- _DO THIS_
Gather each line containing the string "Quantiles" from these entries.

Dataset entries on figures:
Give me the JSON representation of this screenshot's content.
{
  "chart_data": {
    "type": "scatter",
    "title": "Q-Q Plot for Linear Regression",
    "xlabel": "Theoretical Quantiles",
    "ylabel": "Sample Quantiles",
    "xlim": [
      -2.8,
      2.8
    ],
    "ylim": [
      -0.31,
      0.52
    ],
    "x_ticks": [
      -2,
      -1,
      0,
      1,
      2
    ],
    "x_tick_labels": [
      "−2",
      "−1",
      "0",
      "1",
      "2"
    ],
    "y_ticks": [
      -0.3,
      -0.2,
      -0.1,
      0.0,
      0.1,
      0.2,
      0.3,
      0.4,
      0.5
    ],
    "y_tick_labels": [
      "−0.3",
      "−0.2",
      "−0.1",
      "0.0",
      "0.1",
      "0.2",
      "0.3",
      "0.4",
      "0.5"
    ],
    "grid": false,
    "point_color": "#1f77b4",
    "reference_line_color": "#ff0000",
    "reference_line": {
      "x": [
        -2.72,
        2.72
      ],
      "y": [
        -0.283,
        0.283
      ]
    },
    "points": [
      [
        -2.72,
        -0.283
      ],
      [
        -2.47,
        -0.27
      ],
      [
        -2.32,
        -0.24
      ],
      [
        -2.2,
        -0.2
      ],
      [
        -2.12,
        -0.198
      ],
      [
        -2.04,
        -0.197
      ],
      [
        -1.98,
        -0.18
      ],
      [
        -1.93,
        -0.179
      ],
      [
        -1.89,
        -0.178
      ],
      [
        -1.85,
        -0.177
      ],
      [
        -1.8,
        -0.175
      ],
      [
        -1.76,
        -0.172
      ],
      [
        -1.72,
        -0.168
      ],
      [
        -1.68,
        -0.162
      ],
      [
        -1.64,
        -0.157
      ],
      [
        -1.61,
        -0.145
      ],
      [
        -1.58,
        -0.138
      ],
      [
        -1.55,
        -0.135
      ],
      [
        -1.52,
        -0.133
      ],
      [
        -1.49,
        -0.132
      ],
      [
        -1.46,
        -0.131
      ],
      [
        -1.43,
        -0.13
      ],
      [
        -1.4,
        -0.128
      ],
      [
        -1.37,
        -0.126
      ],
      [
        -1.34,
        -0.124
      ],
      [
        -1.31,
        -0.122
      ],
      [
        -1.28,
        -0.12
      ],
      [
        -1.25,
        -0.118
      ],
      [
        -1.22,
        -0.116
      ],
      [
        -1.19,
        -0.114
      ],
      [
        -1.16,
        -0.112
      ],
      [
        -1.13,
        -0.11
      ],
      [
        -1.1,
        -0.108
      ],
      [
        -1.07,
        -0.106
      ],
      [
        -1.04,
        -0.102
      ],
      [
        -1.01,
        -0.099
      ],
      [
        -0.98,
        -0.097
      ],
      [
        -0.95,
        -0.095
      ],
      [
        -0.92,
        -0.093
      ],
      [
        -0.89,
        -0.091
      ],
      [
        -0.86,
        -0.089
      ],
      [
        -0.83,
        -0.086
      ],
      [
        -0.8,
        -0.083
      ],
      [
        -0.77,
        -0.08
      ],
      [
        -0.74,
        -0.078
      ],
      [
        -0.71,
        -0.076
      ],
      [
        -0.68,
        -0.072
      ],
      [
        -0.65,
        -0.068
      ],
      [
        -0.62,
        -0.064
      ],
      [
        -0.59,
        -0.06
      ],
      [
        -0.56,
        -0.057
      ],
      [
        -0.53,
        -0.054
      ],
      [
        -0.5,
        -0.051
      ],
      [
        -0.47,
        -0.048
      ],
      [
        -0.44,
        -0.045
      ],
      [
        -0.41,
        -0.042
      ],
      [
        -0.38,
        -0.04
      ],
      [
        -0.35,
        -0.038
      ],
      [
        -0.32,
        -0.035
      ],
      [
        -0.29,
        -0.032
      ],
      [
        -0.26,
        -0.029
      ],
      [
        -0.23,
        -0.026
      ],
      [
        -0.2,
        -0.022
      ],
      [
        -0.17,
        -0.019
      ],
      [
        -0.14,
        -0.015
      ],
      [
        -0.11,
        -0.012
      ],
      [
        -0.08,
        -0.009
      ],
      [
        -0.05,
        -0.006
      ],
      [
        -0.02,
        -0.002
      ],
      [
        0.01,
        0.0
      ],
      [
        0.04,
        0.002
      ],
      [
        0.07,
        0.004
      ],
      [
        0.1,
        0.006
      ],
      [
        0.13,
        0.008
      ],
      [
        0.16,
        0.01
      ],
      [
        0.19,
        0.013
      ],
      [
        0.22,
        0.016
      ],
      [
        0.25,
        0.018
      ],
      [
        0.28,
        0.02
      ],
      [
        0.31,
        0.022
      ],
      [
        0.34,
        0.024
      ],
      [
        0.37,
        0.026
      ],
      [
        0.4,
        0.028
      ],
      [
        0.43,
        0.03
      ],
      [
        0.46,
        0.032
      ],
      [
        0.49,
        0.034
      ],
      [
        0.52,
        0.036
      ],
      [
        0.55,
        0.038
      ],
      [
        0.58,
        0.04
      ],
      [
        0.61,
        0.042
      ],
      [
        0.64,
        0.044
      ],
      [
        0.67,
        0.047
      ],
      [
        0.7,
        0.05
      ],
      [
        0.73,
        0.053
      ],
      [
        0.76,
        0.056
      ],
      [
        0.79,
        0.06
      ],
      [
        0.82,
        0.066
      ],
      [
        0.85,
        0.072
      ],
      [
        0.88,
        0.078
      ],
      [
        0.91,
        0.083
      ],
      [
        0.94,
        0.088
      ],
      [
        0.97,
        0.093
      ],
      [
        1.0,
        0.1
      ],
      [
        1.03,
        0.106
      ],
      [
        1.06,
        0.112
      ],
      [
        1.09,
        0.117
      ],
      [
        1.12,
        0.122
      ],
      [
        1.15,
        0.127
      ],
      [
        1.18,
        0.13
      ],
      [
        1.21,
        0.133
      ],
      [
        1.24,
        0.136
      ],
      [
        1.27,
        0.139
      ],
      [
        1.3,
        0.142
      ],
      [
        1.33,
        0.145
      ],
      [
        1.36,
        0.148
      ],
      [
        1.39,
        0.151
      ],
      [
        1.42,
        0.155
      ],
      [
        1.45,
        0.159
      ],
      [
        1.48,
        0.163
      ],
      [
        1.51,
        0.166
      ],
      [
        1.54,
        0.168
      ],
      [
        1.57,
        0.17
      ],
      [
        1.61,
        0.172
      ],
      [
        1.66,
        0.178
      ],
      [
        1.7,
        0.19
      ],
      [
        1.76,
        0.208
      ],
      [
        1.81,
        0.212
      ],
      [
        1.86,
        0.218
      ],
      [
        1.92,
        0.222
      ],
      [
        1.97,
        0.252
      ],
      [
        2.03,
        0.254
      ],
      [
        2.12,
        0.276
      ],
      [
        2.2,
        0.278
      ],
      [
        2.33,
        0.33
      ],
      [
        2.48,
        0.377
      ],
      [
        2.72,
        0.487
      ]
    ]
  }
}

- _THE RESPONSE_
    "xlabel": "Theoretical Quantiles",
    "ylabel": "Sample Quantiles",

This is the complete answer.